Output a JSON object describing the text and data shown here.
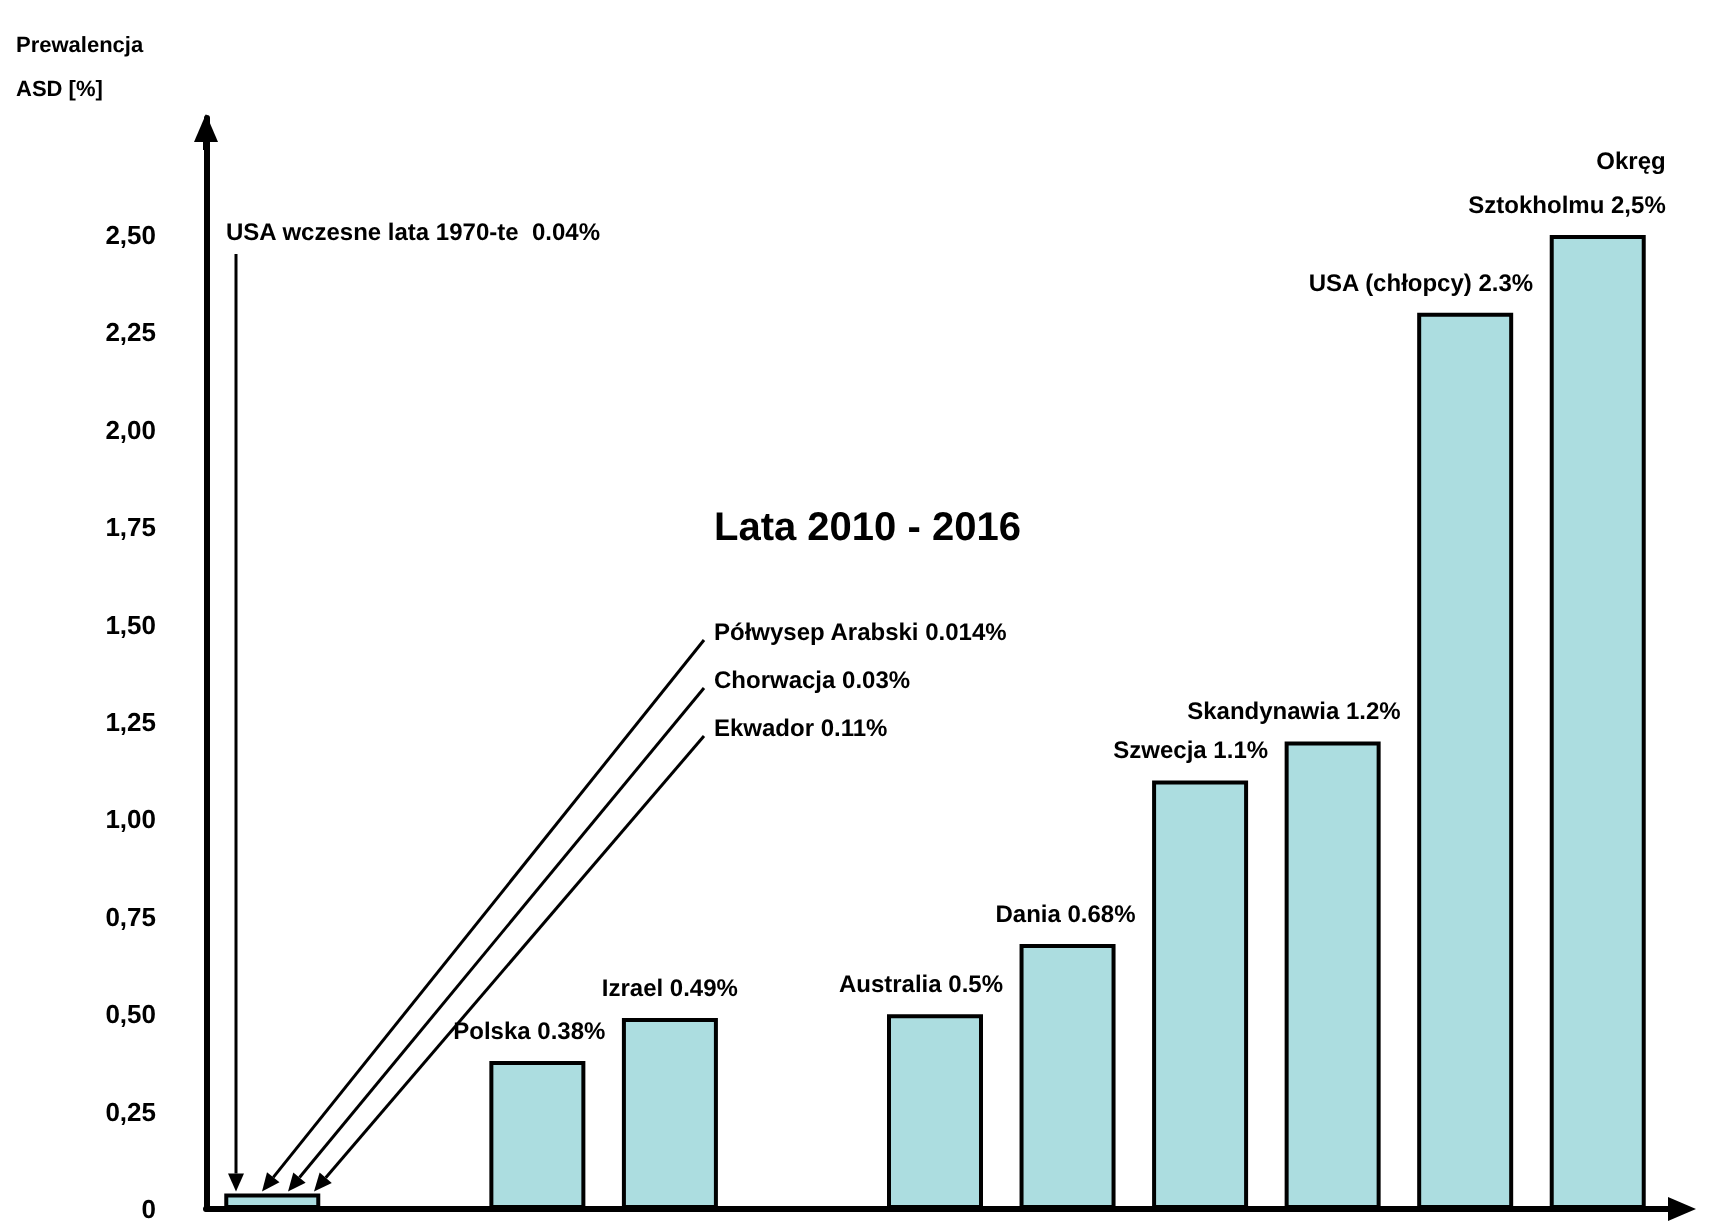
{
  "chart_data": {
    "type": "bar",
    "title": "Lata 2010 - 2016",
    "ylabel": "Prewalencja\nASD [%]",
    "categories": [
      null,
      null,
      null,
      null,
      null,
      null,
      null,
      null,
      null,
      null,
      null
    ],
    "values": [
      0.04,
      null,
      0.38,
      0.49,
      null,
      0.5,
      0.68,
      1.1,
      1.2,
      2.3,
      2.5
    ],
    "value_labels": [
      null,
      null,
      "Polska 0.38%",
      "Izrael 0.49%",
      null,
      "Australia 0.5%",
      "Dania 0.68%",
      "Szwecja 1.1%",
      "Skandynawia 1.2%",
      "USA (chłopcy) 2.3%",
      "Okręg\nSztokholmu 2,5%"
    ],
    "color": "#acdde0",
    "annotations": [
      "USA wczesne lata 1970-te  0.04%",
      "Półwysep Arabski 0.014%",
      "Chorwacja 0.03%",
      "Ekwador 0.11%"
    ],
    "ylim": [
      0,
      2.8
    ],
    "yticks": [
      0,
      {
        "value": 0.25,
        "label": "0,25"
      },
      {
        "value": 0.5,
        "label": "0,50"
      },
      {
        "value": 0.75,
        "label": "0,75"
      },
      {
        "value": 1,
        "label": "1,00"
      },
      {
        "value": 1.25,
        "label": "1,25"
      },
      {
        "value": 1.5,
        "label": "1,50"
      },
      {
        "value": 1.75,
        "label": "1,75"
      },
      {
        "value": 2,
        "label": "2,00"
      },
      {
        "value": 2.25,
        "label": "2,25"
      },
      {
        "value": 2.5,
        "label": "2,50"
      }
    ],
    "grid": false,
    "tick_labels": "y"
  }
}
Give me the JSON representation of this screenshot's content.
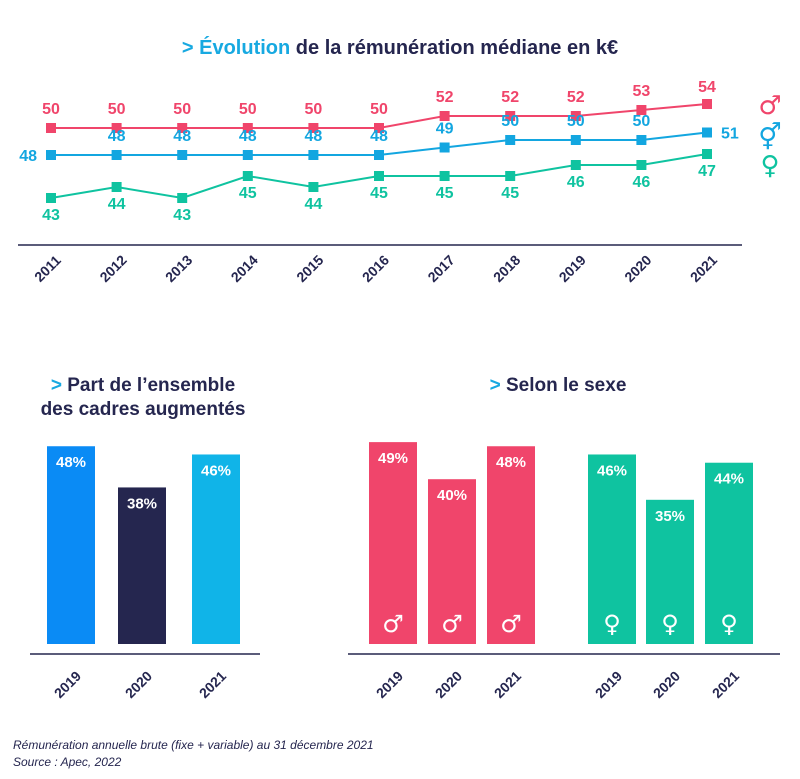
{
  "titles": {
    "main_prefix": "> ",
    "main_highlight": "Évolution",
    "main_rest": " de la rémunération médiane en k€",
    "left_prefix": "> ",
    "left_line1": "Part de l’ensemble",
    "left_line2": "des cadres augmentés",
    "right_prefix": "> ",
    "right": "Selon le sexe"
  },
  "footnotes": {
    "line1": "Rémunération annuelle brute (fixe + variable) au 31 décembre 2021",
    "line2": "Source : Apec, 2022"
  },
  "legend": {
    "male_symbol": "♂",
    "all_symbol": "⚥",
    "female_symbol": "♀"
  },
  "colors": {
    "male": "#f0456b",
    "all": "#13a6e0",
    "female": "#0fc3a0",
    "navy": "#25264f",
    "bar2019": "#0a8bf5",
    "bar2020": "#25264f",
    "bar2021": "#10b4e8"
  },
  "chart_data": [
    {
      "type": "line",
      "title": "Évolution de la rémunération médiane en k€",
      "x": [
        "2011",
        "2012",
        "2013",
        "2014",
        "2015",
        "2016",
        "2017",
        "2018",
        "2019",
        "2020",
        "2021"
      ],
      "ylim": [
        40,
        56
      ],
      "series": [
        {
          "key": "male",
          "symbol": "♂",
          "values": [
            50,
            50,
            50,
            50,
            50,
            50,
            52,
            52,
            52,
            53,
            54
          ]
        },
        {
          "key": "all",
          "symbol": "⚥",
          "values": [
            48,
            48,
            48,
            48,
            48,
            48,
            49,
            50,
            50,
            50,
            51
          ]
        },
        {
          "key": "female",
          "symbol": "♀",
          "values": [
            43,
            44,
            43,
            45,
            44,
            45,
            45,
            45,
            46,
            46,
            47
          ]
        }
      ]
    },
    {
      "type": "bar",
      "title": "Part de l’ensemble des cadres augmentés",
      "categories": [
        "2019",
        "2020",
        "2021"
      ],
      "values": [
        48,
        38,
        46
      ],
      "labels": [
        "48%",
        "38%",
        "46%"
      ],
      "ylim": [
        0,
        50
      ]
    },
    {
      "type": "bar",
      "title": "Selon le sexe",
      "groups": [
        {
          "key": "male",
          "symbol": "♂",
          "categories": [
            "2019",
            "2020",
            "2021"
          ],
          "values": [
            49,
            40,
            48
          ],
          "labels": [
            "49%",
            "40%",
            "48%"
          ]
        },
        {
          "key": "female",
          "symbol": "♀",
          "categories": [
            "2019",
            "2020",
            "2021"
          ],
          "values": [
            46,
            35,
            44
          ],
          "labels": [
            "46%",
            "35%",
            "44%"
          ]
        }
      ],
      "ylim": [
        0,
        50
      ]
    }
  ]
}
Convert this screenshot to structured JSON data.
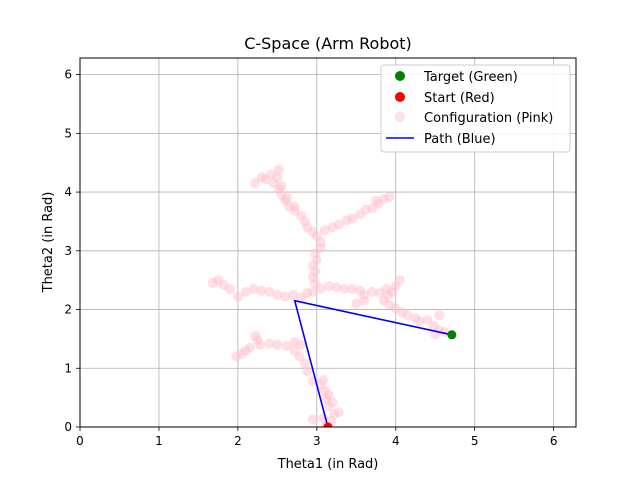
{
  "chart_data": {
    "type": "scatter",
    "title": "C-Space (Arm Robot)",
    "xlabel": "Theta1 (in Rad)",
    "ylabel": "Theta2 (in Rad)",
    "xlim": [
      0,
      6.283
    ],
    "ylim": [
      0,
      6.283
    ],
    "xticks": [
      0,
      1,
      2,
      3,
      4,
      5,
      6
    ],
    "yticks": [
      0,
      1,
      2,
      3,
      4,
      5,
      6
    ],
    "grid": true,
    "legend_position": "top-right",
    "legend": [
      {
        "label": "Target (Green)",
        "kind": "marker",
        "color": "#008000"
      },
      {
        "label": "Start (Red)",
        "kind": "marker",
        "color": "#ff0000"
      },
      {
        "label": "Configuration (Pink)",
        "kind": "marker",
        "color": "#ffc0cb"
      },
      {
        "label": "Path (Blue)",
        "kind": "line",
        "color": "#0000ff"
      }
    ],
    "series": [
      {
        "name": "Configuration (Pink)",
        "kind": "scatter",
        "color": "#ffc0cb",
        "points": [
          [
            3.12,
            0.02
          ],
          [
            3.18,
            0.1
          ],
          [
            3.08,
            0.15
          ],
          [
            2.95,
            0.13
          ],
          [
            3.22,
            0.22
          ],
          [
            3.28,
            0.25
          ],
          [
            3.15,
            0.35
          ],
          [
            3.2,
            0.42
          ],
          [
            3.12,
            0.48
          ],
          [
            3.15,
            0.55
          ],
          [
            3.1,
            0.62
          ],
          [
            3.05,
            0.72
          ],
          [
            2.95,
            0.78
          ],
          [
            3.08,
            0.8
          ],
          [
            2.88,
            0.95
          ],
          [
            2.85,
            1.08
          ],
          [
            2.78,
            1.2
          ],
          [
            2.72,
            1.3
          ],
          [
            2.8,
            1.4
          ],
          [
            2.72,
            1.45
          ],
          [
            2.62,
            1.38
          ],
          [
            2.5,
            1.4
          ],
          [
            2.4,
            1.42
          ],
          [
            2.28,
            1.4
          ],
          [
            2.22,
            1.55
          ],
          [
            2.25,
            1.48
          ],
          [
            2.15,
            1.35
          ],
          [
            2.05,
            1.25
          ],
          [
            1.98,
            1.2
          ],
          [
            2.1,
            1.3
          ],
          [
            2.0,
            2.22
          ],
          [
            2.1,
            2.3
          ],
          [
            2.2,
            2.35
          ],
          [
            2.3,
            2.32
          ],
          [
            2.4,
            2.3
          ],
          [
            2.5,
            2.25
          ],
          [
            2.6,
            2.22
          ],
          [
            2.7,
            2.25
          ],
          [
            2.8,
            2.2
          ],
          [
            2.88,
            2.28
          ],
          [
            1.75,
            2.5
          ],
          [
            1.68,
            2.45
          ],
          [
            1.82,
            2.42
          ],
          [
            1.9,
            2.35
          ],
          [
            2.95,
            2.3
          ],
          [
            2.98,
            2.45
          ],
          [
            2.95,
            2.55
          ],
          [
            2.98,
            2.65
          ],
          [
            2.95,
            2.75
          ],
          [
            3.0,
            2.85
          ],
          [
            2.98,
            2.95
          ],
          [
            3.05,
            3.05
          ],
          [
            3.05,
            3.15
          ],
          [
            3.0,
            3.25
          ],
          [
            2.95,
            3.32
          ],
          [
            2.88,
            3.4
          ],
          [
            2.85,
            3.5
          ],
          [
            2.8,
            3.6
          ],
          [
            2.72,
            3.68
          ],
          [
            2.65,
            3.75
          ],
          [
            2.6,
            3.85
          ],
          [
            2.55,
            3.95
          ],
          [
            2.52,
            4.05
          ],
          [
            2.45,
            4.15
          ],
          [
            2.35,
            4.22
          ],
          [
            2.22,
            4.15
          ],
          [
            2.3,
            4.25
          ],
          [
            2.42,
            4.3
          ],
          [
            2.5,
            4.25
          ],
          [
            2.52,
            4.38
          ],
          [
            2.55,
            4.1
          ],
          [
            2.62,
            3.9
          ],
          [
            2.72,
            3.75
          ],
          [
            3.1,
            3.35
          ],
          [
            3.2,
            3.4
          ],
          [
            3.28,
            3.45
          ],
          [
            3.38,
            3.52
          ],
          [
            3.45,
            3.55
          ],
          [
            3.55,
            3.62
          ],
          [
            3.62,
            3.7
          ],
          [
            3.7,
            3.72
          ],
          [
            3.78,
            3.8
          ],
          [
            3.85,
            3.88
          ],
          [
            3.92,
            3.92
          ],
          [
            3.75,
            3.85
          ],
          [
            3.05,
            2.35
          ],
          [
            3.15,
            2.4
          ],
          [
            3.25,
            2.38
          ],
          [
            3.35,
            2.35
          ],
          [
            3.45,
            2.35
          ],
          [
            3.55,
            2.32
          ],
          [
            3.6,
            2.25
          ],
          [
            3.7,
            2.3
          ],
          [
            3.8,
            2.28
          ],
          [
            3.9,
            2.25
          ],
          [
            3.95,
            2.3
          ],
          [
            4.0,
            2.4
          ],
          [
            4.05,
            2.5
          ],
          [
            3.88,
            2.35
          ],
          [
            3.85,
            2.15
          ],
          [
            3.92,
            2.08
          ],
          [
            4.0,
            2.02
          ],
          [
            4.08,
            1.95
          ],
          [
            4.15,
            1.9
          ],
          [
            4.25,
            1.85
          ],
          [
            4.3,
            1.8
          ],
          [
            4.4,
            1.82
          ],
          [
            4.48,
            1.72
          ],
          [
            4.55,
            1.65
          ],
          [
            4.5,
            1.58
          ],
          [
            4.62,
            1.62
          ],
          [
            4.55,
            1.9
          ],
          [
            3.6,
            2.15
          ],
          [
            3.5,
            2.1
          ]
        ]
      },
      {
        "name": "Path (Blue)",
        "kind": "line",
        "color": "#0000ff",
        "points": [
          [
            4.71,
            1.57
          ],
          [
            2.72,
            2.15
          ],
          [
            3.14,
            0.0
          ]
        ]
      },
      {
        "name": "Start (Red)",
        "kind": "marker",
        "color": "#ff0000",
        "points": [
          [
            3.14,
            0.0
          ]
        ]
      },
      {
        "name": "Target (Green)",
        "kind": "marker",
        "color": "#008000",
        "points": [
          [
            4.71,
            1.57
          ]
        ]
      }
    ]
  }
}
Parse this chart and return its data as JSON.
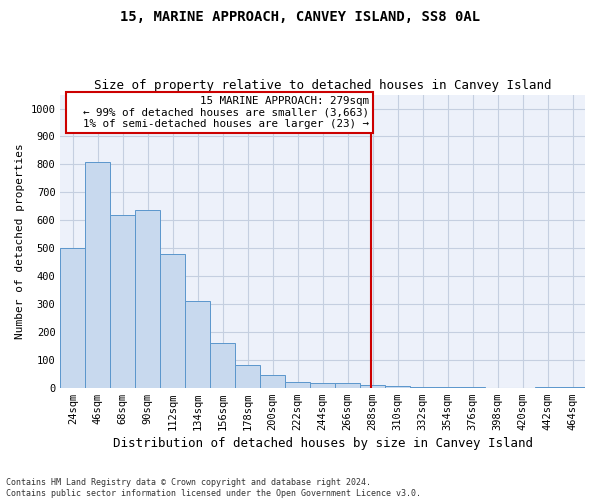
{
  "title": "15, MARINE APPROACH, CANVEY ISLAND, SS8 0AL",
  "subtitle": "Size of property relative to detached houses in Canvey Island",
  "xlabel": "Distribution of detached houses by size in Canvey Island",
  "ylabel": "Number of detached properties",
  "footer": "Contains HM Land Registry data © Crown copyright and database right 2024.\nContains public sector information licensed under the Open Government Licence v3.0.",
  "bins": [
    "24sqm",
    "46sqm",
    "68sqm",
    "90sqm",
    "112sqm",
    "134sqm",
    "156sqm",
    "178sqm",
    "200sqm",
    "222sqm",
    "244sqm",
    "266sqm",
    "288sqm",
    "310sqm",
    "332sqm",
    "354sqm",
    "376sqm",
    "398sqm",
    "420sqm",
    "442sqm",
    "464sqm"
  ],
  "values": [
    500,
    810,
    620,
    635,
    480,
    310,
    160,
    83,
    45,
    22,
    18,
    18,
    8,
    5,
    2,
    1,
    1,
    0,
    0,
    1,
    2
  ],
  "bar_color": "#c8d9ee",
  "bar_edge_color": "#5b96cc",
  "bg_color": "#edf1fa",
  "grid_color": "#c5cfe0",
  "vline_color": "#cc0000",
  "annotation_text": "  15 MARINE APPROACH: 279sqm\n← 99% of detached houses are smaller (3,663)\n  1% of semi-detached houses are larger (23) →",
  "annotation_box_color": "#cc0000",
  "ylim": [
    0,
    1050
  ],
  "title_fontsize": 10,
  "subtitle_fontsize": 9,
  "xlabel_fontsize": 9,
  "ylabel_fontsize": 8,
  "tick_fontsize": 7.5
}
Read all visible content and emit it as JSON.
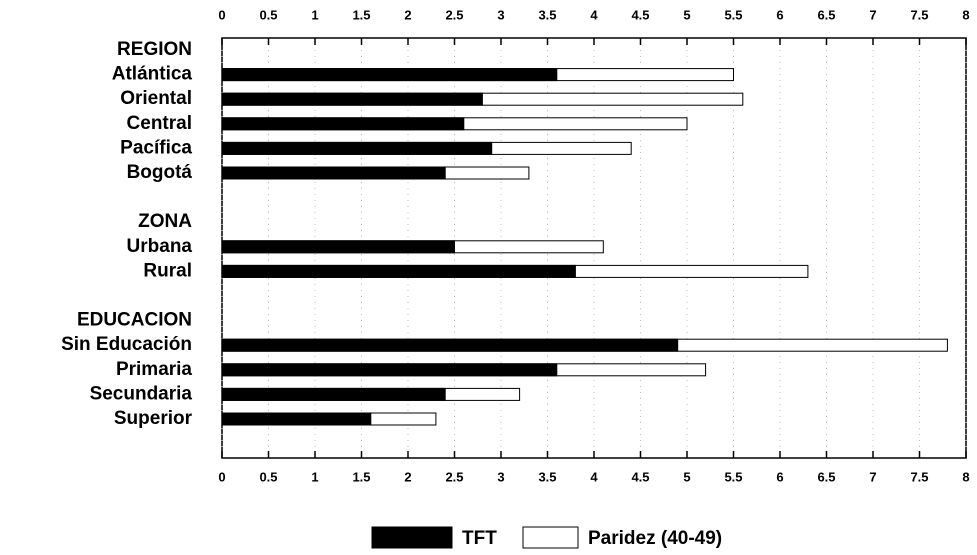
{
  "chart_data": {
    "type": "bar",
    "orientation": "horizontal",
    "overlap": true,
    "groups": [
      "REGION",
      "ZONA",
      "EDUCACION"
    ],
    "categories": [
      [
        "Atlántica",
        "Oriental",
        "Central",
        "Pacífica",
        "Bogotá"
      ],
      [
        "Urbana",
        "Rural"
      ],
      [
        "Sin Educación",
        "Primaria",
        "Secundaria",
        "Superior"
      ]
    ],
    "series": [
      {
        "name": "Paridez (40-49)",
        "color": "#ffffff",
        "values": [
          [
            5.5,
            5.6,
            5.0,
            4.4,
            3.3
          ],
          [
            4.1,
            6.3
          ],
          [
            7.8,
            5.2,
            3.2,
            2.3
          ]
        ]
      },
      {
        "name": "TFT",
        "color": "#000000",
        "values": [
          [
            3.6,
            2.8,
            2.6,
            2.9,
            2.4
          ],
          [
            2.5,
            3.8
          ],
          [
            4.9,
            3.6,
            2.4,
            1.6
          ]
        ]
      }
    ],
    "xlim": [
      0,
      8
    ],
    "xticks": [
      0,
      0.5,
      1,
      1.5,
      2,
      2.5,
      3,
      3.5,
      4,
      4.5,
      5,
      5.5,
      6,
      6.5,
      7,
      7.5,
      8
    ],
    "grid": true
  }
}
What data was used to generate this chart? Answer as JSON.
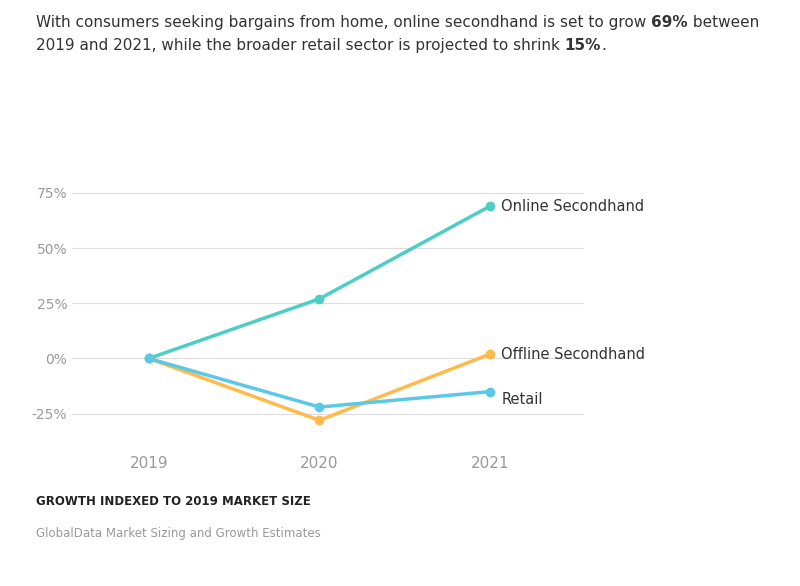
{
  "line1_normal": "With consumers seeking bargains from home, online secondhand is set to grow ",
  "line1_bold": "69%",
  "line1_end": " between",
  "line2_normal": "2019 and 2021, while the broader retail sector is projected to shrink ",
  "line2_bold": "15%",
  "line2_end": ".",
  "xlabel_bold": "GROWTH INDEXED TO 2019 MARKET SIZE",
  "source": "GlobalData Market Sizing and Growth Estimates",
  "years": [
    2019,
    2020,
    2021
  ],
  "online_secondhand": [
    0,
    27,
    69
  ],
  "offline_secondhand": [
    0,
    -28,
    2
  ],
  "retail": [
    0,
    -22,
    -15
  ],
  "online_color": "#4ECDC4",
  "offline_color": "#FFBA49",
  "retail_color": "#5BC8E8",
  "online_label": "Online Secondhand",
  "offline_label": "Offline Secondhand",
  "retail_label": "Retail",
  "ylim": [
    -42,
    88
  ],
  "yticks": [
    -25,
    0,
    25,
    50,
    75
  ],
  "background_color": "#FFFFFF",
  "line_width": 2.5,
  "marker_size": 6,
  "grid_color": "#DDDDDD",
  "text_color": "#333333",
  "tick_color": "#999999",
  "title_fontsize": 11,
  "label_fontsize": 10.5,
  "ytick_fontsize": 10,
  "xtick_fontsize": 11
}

##############################

● **WRITTEN EXERCISE**:
Emit the lines from the line containing "What data was" to the final line of the material, inclusive, exactly as written; pictures are excluded.

● **OUTPUT OF THE EXERCISE**:
What data was used to generate this chart? Answer as JSON.
{
  "line1_normal": "With consumers seeking bargains from home, online secondhand is set to grow ",
  "line1_bold": "69%",
  "line1_end": " between",
  "line2_normal": "2019 and 2021, while the broader retail sector is projected to shrink ",
  "line2_bold": "15%",
  "line2_end": ".",
  "xlabel_bold": "GROWTH INDEXED TO 2019 MARKET SIZE",
  "source": "GlobalData Market Sizing and Growth Estimates",
  "years": [
    2019,
    2020,
    2021
  ],
  "online_secondhand": [
    0,
    27,
    69
  ],
  "offline_secondhand": [
    0,
    -28,
    2
  ],
  "retail": [
    0,
    -22,
    -15
  ],
  "online_color": "#4ECDC4",
  "offline_color": "#FFBA49",
  "retail_color": "#5BC8E8",
  "online_label": "Online Secondhand",
  "offline_label": "Offline Secondhand",
  "retail_label": "Retail",
  "ylim": [
    -42,
    88
  ],
  "yticks": [
    -25,
    0,
    25,
    50,
    75
  ],
  "background_color": "#FFFFFF",
  "line_width": 2.5,
  "marker_size": 6,
  "grid_color": "#DDDDDD",
  "text_color": "#333333",
  "tick_color": "#999999",
  "title_fontsize": 11,
  "label_fontsize": 10.5,
  "ytick_fontsize": 10,
  "xtick_fontsize": 11
}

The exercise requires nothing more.